■ **Given task**: For the records that follow, return only the count of lines containing the string "Ensino".

BEGIN Given records

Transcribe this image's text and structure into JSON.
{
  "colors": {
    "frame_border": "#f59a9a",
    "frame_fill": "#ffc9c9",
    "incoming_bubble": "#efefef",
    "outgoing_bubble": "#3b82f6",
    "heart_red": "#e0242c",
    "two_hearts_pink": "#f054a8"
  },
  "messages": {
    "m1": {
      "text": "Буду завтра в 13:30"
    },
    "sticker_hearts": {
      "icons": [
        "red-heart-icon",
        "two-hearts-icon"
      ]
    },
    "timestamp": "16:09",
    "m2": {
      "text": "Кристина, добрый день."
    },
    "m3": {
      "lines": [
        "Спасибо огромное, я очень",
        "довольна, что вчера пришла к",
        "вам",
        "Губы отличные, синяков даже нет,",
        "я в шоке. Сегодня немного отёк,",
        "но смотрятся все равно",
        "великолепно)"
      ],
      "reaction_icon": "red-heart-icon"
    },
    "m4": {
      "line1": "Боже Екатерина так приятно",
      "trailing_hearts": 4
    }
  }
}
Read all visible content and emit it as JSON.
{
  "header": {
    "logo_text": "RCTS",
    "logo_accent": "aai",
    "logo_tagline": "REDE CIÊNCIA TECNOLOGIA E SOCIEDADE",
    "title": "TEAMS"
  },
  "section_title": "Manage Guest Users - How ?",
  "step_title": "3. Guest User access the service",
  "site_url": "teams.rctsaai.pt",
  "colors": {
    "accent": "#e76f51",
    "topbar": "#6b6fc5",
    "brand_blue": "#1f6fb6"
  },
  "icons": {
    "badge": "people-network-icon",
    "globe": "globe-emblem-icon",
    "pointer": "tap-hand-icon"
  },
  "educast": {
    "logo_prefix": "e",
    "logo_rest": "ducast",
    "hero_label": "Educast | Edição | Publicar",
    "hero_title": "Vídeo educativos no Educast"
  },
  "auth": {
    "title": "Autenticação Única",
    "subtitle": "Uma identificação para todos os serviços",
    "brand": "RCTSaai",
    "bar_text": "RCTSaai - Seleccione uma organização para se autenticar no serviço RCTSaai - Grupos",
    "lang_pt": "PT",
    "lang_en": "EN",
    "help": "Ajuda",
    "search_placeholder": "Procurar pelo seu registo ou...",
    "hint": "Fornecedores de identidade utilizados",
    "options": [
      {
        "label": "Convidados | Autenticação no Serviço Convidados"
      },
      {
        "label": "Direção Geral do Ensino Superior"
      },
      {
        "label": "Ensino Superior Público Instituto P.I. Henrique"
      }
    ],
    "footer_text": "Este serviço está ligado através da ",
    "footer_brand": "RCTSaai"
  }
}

END Given records

■ **The response**: 2